** start Extract provided **
Valkyrie's (Tessa Thompson's) flashback used a nine hundred frames per second high-speed rate, and a special three hundred sixty degree lighting rig of two hundred strobe lights to make the scene look as disorienting as possible.
Valkyrie wears two armors based on her "Defenders" outfits in the comics: on Sakaar, she has a leather outfit that comes from her 2013 "Fearless Defenders" comic. She later dons a silver-gold full-body armor, her "Defenders" armor from the 1970s.
Hela is primarily based on her comic version (the Norse goddess of death and apocalypse), but incorporates traits from Thor's enemy Gorr the God Butcher (an enemy who wields a magic sword and can create constructs) and Thor's sister Angela (a rival to Thor).
In the comics and Norse myth, Valkyrie was a fair-skinned, blonde, Viking warrior-woman. In this film, she is played by Afro-Panamanian, Mexican, and British actress Tessa Thompson. According to Director Taika Waititi, this was not a deliberate decision to diversify the film, but to choose the best person: "You're working with comic book Vikings, so you have to look at the source material as a very loose inspiration. A character's skin tone and hair color doesn't matter. I think the story is king, and you want the best person for the job, and Tessa was the best person."
Natalie Portman and Jaimie Alexander didn't return for this movie. Natalie Portman declined to return as Dr. Jane Foster and announced she wouldn't appear in anymore Marvel comic book movies, and Jaimie Alexander was busy working on Blindspot (2015). Thor mentions Dr. Jane Foster in dialogue and tells Loki that he dumped her. But, Lady Sif's absence in the film is unexplained, and the character is not mentioned.
During Captain America: Civil War (2016), all of the current Avengers line-up (apart from Thor and Hulk) turn up, choose a side, and fight one another. In the Civil War comic book storyline, this is also what happens, but on a much grander scale, again both Thor and Hulk are not present. The reason for both of them not being there in the Marvel comic book is because Hulk was on Sakaar and Thor had just been involved in Ragnarök, just like in this movie.
** end Extract provided **
** start Data extract **
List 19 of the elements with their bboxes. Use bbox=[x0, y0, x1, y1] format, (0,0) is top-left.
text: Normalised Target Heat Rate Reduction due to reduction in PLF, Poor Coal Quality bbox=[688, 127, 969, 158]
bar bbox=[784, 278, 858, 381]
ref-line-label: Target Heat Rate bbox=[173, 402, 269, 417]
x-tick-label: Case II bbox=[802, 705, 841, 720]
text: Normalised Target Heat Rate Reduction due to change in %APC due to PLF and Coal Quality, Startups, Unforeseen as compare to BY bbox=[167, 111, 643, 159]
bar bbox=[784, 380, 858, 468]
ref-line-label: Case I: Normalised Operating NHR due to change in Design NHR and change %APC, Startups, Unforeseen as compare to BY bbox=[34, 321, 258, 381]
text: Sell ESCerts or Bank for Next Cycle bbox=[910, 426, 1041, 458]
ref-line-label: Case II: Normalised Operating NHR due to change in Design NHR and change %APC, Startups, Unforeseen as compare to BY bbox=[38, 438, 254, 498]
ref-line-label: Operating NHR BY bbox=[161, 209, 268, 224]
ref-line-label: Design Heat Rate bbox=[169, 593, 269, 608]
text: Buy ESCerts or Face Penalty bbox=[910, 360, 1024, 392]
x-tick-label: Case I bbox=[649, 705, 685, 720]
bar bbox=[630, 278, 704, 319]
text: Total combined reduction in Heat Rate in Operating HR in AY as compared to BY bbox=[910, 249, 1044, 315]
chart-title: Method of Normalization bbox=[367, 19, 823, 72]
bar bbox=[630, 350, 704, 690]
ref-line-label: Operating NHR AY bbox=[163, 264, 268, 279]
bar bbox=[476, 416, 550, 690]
** end Data extract **
**What is needed**
Go on with the movie trivia about Thor, Valkyrie, and Hela, picking up after its last item.

**Task answer**
Director Taika Waititi felt that despite the events of the film setting up Avengers: Infinity War (2018), the film would not only stand on its own, but reinvent the franchise: "A lot of what we're doing with the film is, in a way, dismantling and destroying the old idea and rebuilding it in a new way that's fresh. Everyone's got a slightly new take on their characters, so in that way, it feels like Thor (2011)."
Korg (Taika Waititi) offers Thor a three-pronged wooden spear, saying "it's not much use unless you want to kill three vampires who are all clustered together", a clear reference to Waititi's previous film What We Do in the Shadows (2014), about a group of vampires who live together.
Jeff Goldblum was previously considered for the role of Dr. Bruce Banner/Hulk in Hulk (2003). This is hinted at during The Grandmaster's arena intro of The Incredible Hulk, when he announced feeling a connection to him.
Taika Waititi described "The Tragedy of Loki of Asgard" as: "If I was Loki, and I was ruling Asgard, I would write a play about myself and force everyone to go and see it, change the details, and get a huge celebrity to play myself."
Director Taika Waititi described this movie as reinvention: "While Ragnarök traditionally means the end of everything, in the context of the film, it means disassembling what's already there, and rebuilding it. To me, it's stripping down the establishment, and then building it up in a new way, which is almost like this cyclic idea of Ragnarök. I love heroes that really go through ordeals and then come out the other end completely changed. That's way more exciting and interesting. You can never go back from that."
If you thought Sir Anthony Hopkins' role as Odin in this movie seemed a bit small, there's a reason for that: his scenes were drastically changed after test audiences reacted poorly. In a new interview, Director Taika Waititi confirms that the original plan for Odin bothered early test audiences, resulting in a drastic change.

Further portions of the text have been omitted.